■ EXERCISE
The records below must be copied in full; omit the images.

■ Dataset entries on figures
## start

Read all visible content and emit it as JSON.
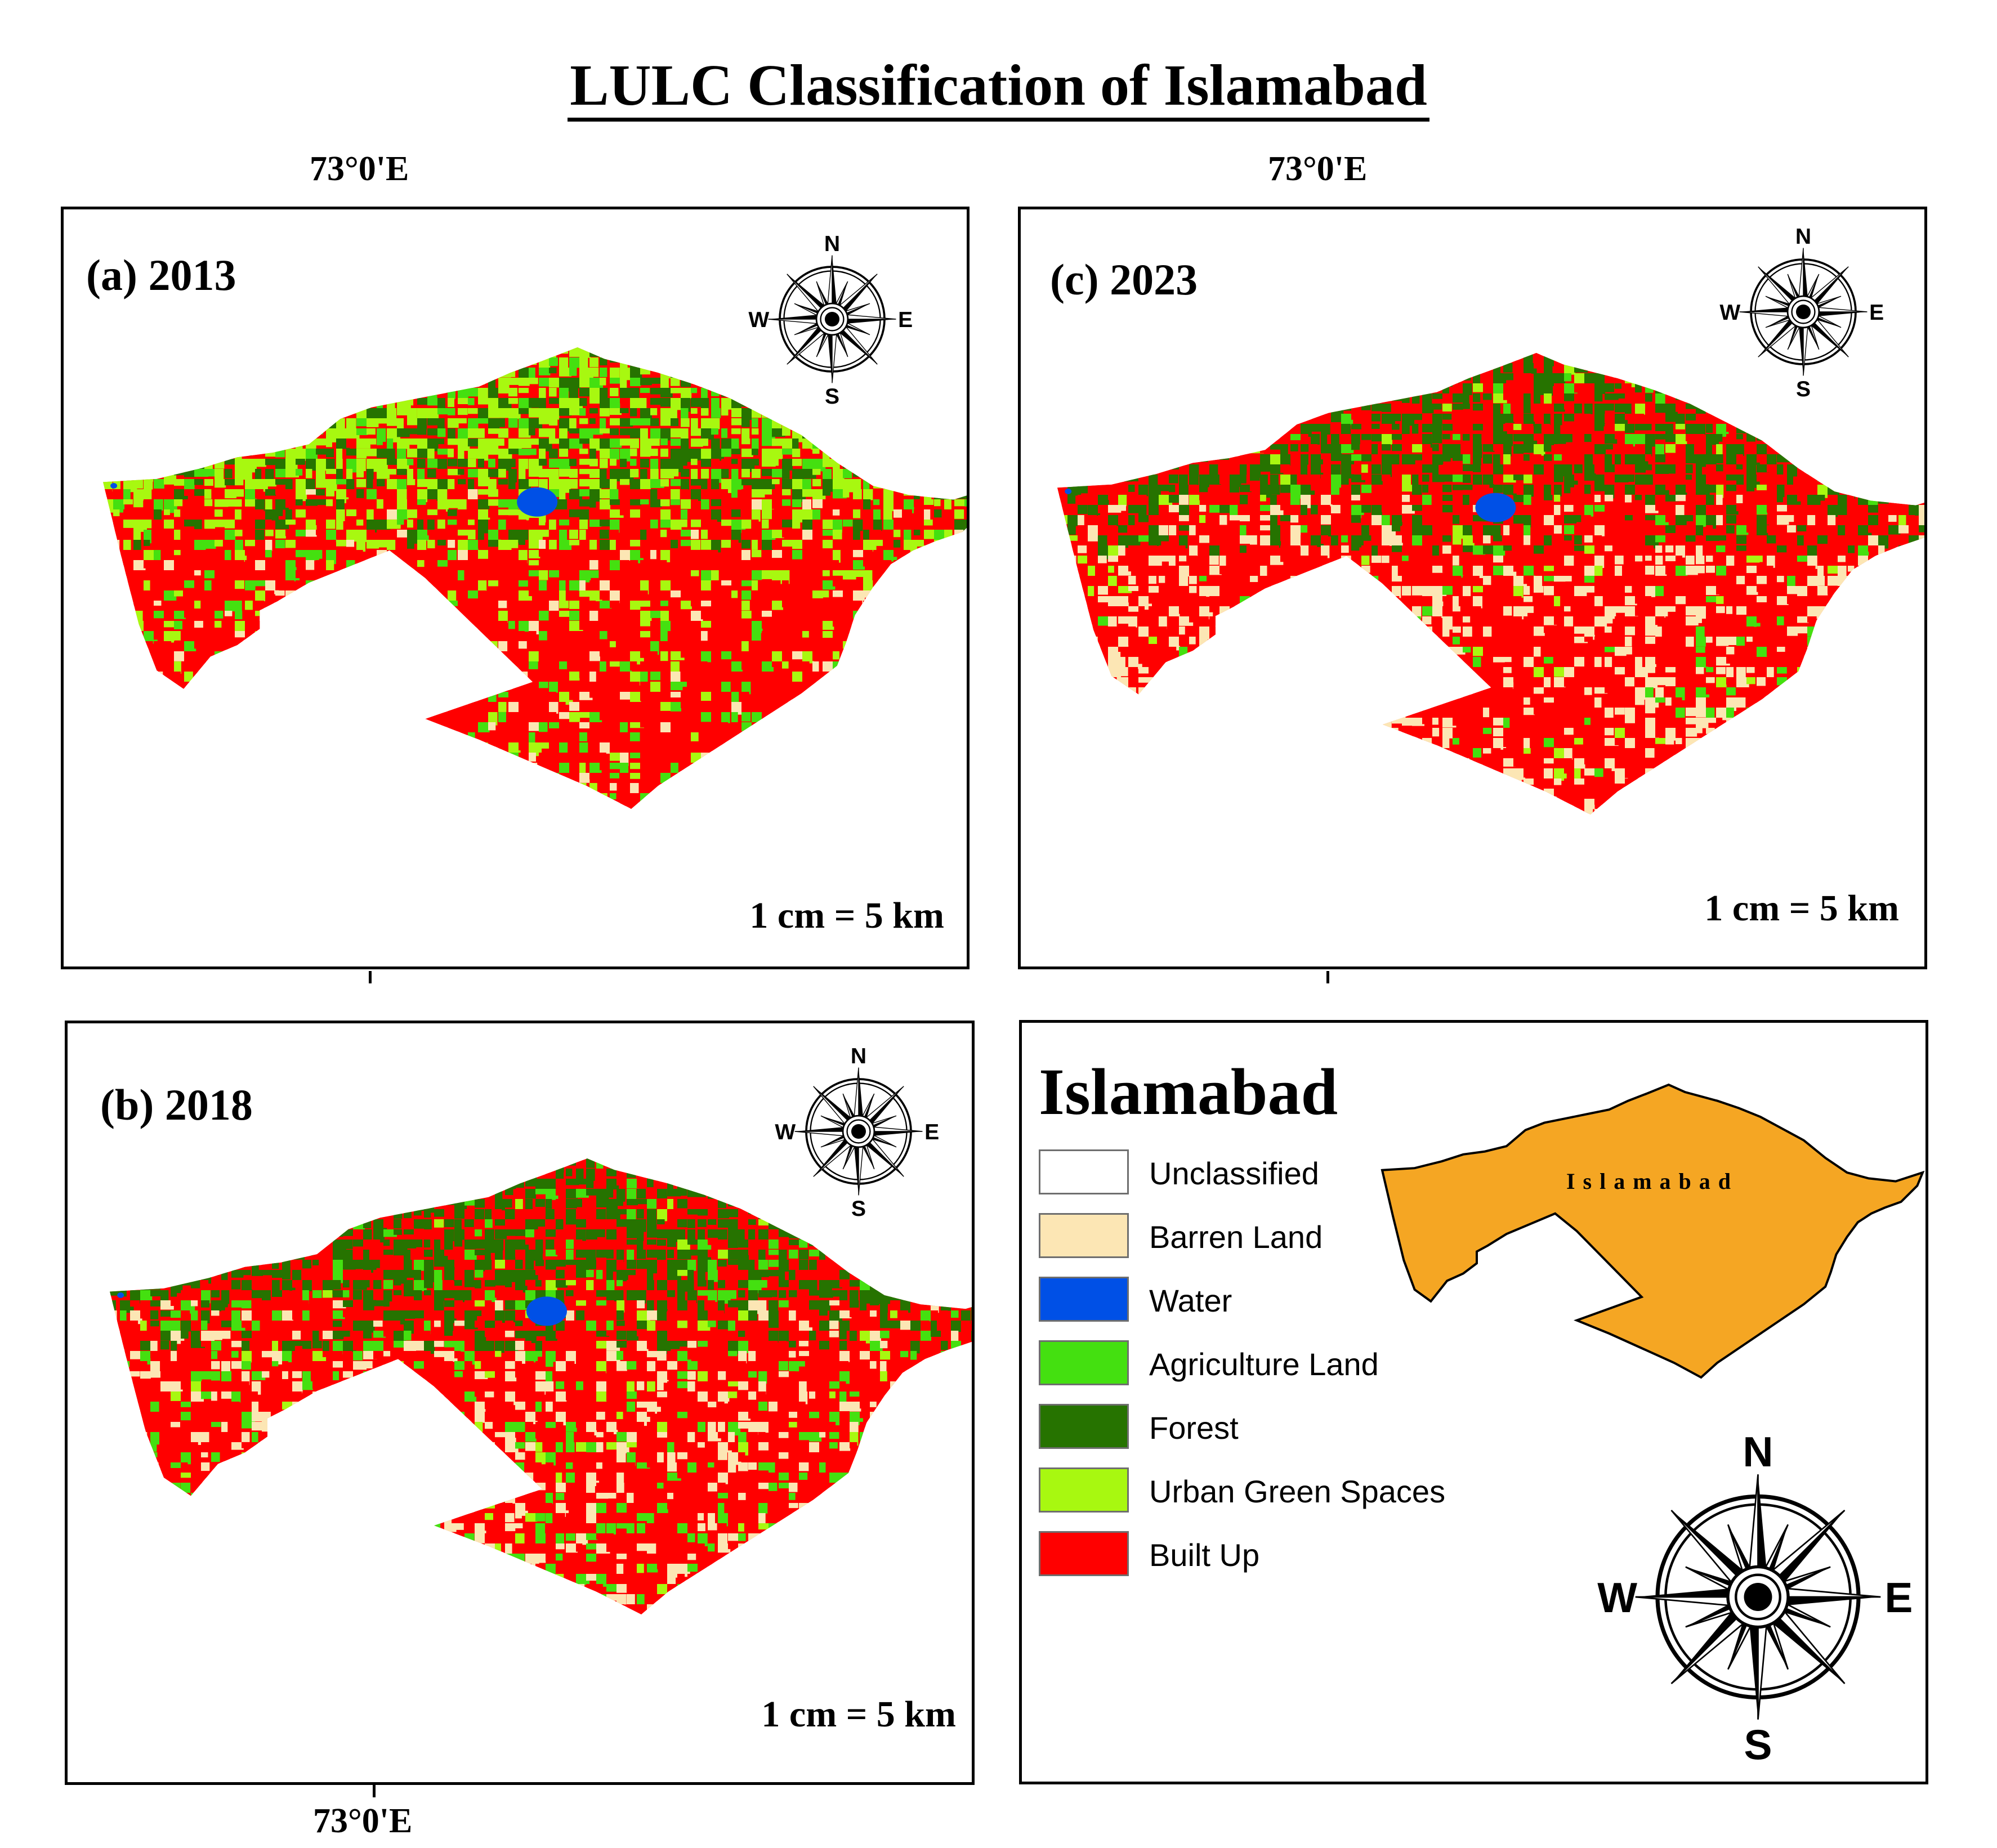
{
  "title": "LULC  Classification of  Islamabad",
  "longitude_label": "73°0'E",
  "compass": {
    "n": "N",
    "s": "S",
    "e": "E",
    "w": "W"
  },
  "panels": [
    {
      "id": "a",
      "label": "(a) 2013",
      "scale": "1 cm = 5 km"
    },
    {
      "id": "b",
      "label": "(b) 2018",
      "scale": "1 cm = 5 km"
    },
    {
      "id": "c",
      "label": "(c) 2023",
      "scale": "1 cm = 5 km"
    }
  ],
  "legend": {
    "title": "Islamabad",
    "locator_label": "Islamabad",
    "locator_color": "#F5A623",
    "items": [
      {
        "label": "Unclassified",
        "color": "#FFFFFF"
      },
      {
        "label": "Barren Land",
        "color": "#FCE6B4"
      },
      {
        "label": "Water",
        "color": "#0050E6"
      },
      {
        "label": "Agriculture Land",
        "color": "#44E010"
      },
      {
        "label": "Forest",
        "color": "#267300"
      },
      {
        "label": "Urban Green Spaces",
        "color": "#A8F810"
      },
      {
        "label": "Built Up",
        "color": "#FF0000"
      }
    ]
  }
}
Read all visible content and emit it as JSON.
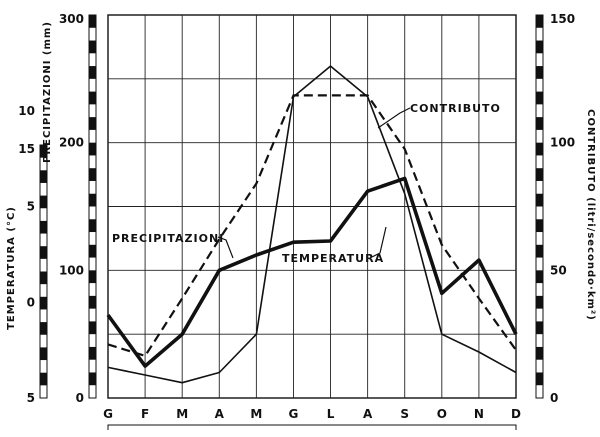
{
  "chart_data": {
    "type": "line",
    "categories": [
      "G",
      "F",
      "M",
      "A",
      "M",
      "G",
      "L",
      "A",
      "S",
      "O",
      "N",
      "D"
    ],
    "series": [
      {
        "name": "PRECIPITAZIONI",
        "axis": "precipitazioni",
        "values": [
          65,
          25,
          50,
          100,
          112,
          122,
          123,
          162,
          172,
          82,
          108,
          50
        ],
        "style": "thick"
      },
      {
        "name": "TEMPERATURA",
        "axis": "temperatura",
        "values": [
          -2.2,
          -2.8,
          0.2,
          3.3,
          6.2,
          10.8,
          10.8,
          10.8,
          8.0,
          3.0,
          0.2,
          -2.5
        ],
        "style": "dashed"
      },
      {
        "name": "CONTRIBUTO",
        "axis": "contributo",
        "values": [
          12,
          9,
          6,
          10,
          25,
          118,
          130,
          118,
          80,
          25,
          18,
          10
        ],
        "style": "thin"
      }
    ],
    "axes": {
      "precipitazioni": {
        "label": "PRECIPITAZIONI (mm)",
        "ylim": [
          0,
          300
        ],
        "ticks": [
          "0",
          "100",
          "200",
          "300"
        ]
      },
      "temperatura": {
        "label": "TEMPERATURA (°C)",
        "ylim": [
          -5,
          15
        ],
        "ticks": [
          "5",
          "0",
          "5",
          "10",
          "15"
        ]
      },
      "contributo": {
        "label": "CONTRIBUTO (litri/secondo·km²)",
        "ylim": [
          0,
          150
        ],
        "ticks": [
          "0",
          "50",
          "100",
          "150"
        ]
      }
    },
    "grid": true,
    "annotations": [
      "CONTRIBUTO",
      "PRECIPITAZIONI",
      "TEMPERATURA"
    ]
  }
}
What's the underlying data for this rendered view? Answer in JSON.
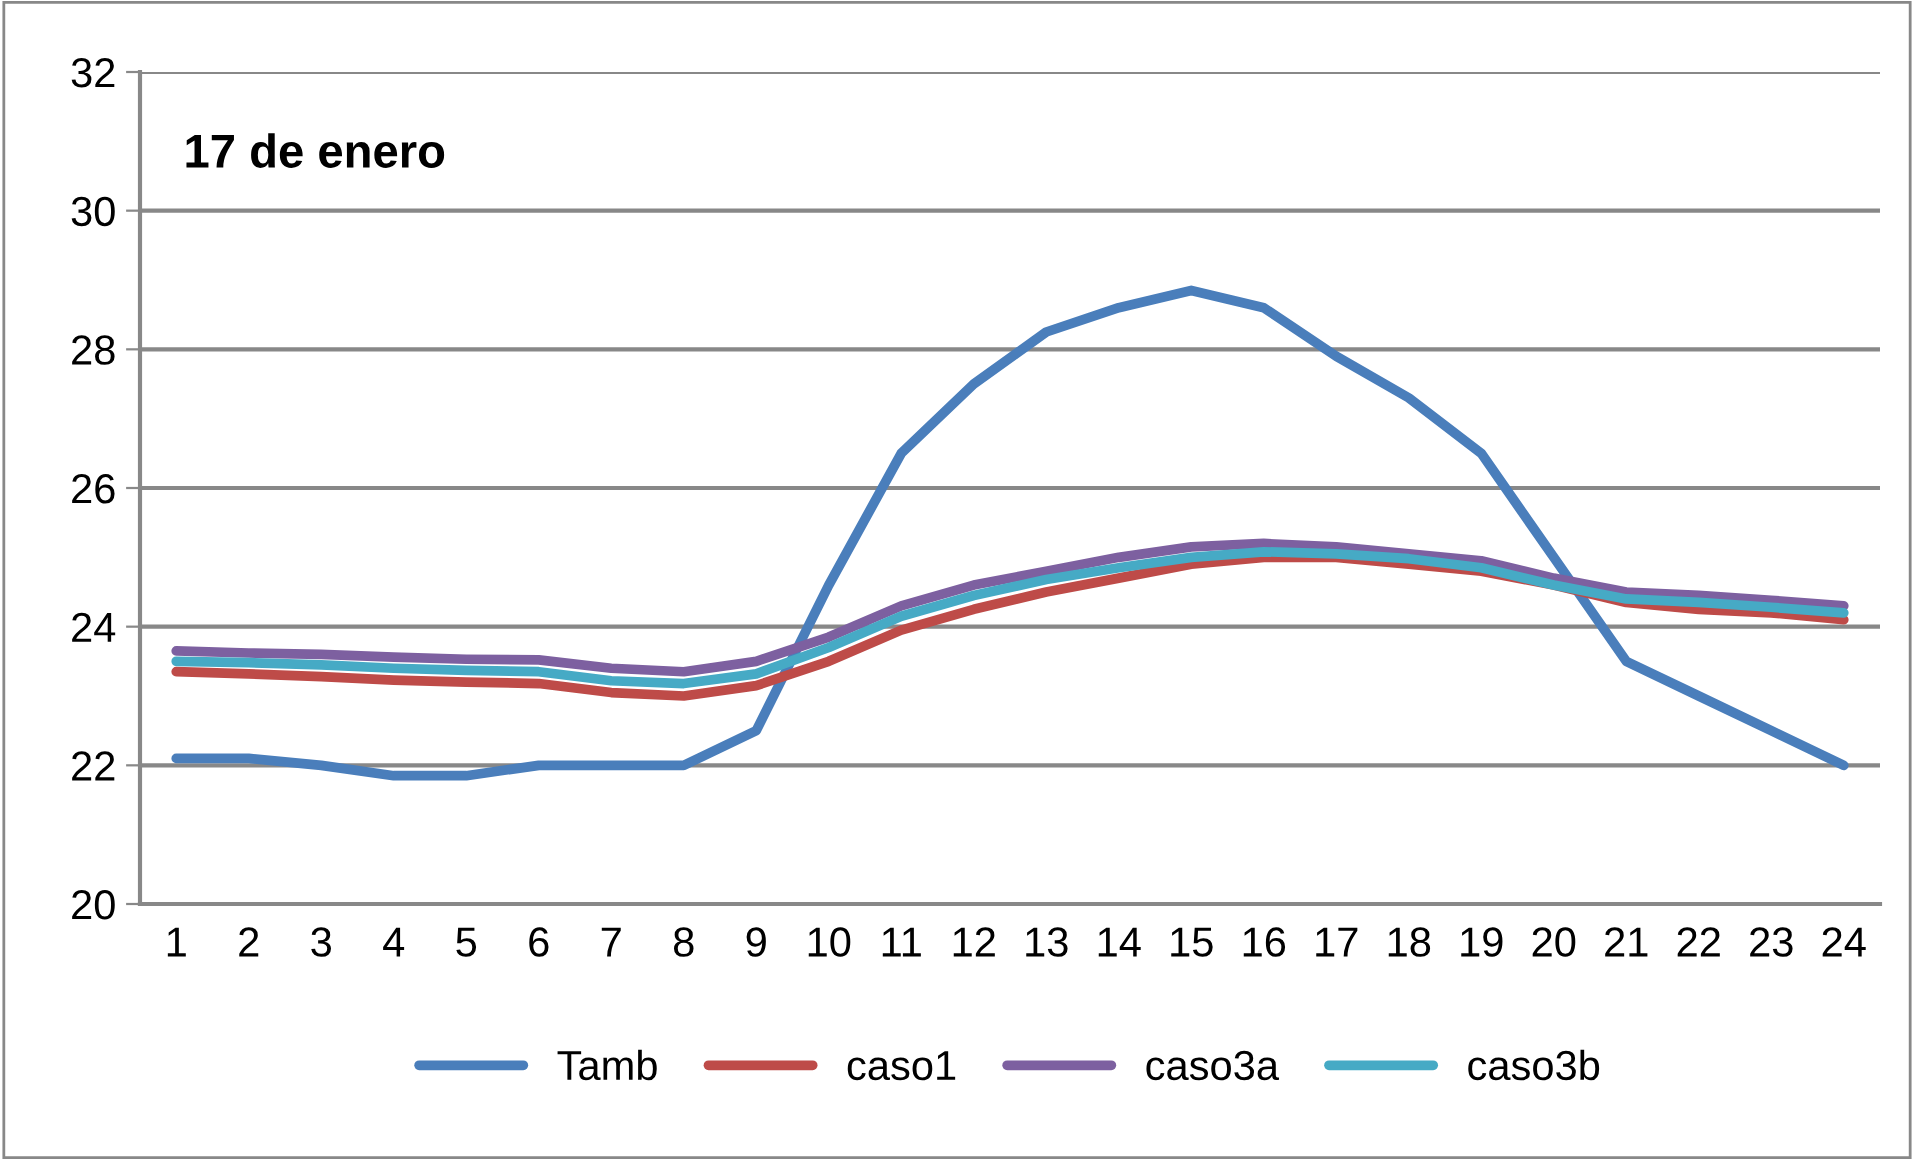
{
  "chart_data": {
    "type": "line",
    "title": "17 de enero",
    "categories": [
      "1",
      "2",
      "3",
      "4",
      "5",
      "6",
      "7",
      "8",
      "9",
      "10",
      "11",
      "12",
      "13",
      "14",
      "15",
      "16",
      "17",
      "18",
      "19",
      "20",
      "21",
      "22",
      "23",
      "24"
    ],
    "series": [
      {
        "name": "Tamb",
        "color": "#4a7ebb",
        "values": [
          22.1,
          22.1,
          22.0,
          21.85,
          21.85,
          22.0,
          22.0,
          22.0,
          22.5,
          24.6,
          26.5,
          27.5,
          28.25,
          28.6,
          28.85,
          28.6,
          27.9,
          27.3,
          26.5,
          25.0,
          23.5,
          23.0,
          22.5,
          22.0
        ]
      },
      {
        "name": "caso1",
        "color": "#be4b48",
        "values": [
          23.35,
          23.32,
          23.28,
          23.23,
          23.2,
          23.18,
          23.05,
          23.0,
          23.15,
          23.5,
          23.95,
          24.25,
          24.5,
          24.7,
          24.9,
          25.0,
          25.0,
          24.9,
          24.8,
          24.6,
          24.35,
          24.25,
          24.2,
          24.1
        ]
      },
      {
        "name": "caso3a",
        "color": "#7d60a0",
        "values": [
          23.65,
          23.62,
          23.6,
          23.56,
          23.53,
          23.52,
          23.4,
          23.35,
          23.5,
          23.85,
          24.3,
          24.6,
          24.8,
          25.0,
          25.15,
          25.2,
          25.15,
          25.05,
          24.95,
          24.7,
          24.5,
          24.45,
          24.38,
          24.3
        ]
      },
      {
        "name": "caso3b",
        "color": "#46aac5",
        "values": [
          23.5,
          23.48,
          23.45,
          23.4,
          23.37,
          23.35,
          23.22,
          23.18,
          23.32,
          23.7,
          24.15,
          24.45,
          24.68,
          24.85,
          25.0,
          25.08,
          25.05,
          24.98,
          24.85,
          24.6,
          24.4,
          24.35,
          24.28,
          24.2
        ]
      }
    ],
    "ylim": [
      20,
      32
    ],
    "yticks": [
      20,
      22,
      24,
      26,
      28,
      30,
      32
    ],
    "grid": "y",
    "legend": "bottom",
    "marker": "none",
    "line_style": "solid"
  }
}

## end

■ SOLUTION TO THIS TASK
Read all visible content and emit it as JSON.
{
  "title": "LULC  Classification of  Islamabad",
  "longitude_label": "73°0'E",
  "compass": {
    "n": "N",
    "s": "S",
    "e": "E",
    "w": "W"
  },
  "panels": [
    {
      "id": "a",
      "label": "(a) 2013",
      "scale": "1 cm = 5 km"
    },
    {
      "id": "b",
      "label": "(b) 2018",
      "scale": "1 cm = 5 km"
    },
    {
      "id": "c",
      "label": "(c) 2023",
      "scale": "1 cm = 5 km"
    }
  ],
  "legend": {
    "title": "Islamabad",
    "locator_label": "Islamabad",
    "locator_color": "#F5A623",
    "items": [
      {
        "label": "Unclassified",
        "color": "#FFFFFF"
      },
      {
        "label": "Barren Land",
        "color": "#FCE6B4"
      },
      {
        "label": "Water",
        "color": "#0050E6"
      },
      {
        "label": "Agriculture Land",
        "color": "#44E010"
      },
      {
        "label": "Forest",
        "color": "#267300"
      },
      {
        "label": "Urban Green Spaces",
        "color": "#A8F810"
      },
      {
        "label": "Built Up",
        "color": "#FF0000"
      }
    ]
  }
}
Read all visible content and emit it as JSON.
{
  "chart_data": {
    "type": "line",
    "categories": [
      "G",
      "F",
      "M",
      "A",
      "M",
      "G",
      "L",
      "A",
      "S",
      "O",
      "N",
      "D"
    ],
    "series": [
      {
        "name": "PRECIPITAZIONI",
        "axis": "precipitazioni",
        "values": [
          65,
          25,
          50,
          100,
          112,
          122,
          123,
          162,
          172,
          82,
          108,
          50
        ],
        "style": "thick"
      },
      {
        "name": "TEMPERATURA",
        "axis": "temperatura",
        "values": [
          -2.2,
          -2.8,
          0.2,
          3.3,
          6.2,
          10.8,
          10.8,
          10.8,
          8.0,
          3.0,
          0.2,
          -2.5
        ],
        "style": "dashed"
      },
      {
        "name": "CONTRIBUTO",
        "axis": "contributo",
        "values": [
          12,
          9,
          6,
          10,
          25,
          118,
          130,
          118,
          80,
          25,
          18,
          10
        ],
        "style": "thin"
      }
    ],
    "axes": {
      "precipitazioni": {
        "label": "PRECIPITAZIONI (mm)",
        "ylim": [
          0,
          300
        ],
        "ticks": [
          "0",
          "100",
          "200",
          "300"
        ]
      },
      "temperatura": {
        "label": "TEMPERATURA (°C)",
        "ylim": [
          -5,
          15
        ],
        "ticks": [
          "5",
          "0",
          "5",
          "10",
          "15"
        ]
      },
      "contributo": {
        "label": "CONTRIBUTO (litri/secondo·km²)",
        "ylim": [
          0,
          150
        ],
        "ticks": [
          "0",
          "50",
          "100",
          "150"
        ]
      }
    },
    "grid": true,
    "annotations": [
      "CONTRIBUTO",
      "PRECIPITAZIONI",
      "TEMPERATURA"
    ]
  }
}
What's the underlying data for this rendered view? Answer in JSON.
{
  "chart_data": {
    "type": "line",
    "title": "17 de enero",
    "categories": [
      "1",
      "2",
      "3",
      "4",
      "5",
      "6",
      "7",
      "8",
      "9",
      "10",
      "11",
      "12",
      "13",
      "14",
      "15",
      "16",
      "17",
      "18",
      "19",
      "20",
      "21",
      "22",
      "23",
      "24"
    ],
    "series": [
      {
        "name": "Tamb",
        "color": "#4a7ebb",
        "values": [
          22.1,
          22.1,
          22.0,
          21.85,
          21.85,
          22.0,
          22.0,
          22.0,
          22.5,
          24.6,
          26.5,
          27.5,
          28.25,
          28.6,
          28.85,
          28.6,
          27.9,
          27.3,
          26.5,
          25.0,
          23.5,
          23.0,
          22.5,
          22.0
        ]
      },
      {
        "name": "caso1",
        "color": "#be4b48",
        "values": [
          23.35,
          23.32,
          23.28,
          23.23,
          23.2,
          23.18,
          23.05,
          23.0,
          23.15,
          23.5,
          23.95,
          24.25,
          24.5,
          24.7,
          24.9,
          25.0,
          25.0,
          24.9,
          24.8,
          24.6,
          24.35,
          24.25,
          24.2,
          24.1
        ]
      },
      {
        "name": "caso3a",
        "color": "#7d60a0",
        "values": [
          23.65,
          23.62,
          23.6,
          23.56,
          23.53,
          23.52,
          23.4,
          23.35,
          23.5,
          23.85,
          24.3,
          24.6,
          24.8,
          25.0,
          25.15,
          25.2,
          25.15,
          25.05,
          24.95,
          24.7,
          24.5,
          24.45,
          24.38,
          24.3
        ]
      },
      {
        "name": "caso3b",
        "color": "#46aac5",
        "values": [
          23.5,
          23.48,
          23.45,
          23.4,
          23.37,
          23.35,
          23.22,
          23.18,
          23.32,
          23.7,
          24.15,
          24.45,
          24.68,
          24.85,
          25.0,
          25.08,
          25.05,
          24.98,
          24.85,
          24.6,
          24.4,
          24.35,
          24.28,
          24.2
        ]
      }
    ],
    "ylim": [
      20,
      32
    ],
    "yticks": [
      20,
      22,
      24,
      26,
      28,
      30,
      32
    ],
    "grid": "y",
    "legend": "bottom",
    "marker": "none",
    "line_style": "solid"
  }
}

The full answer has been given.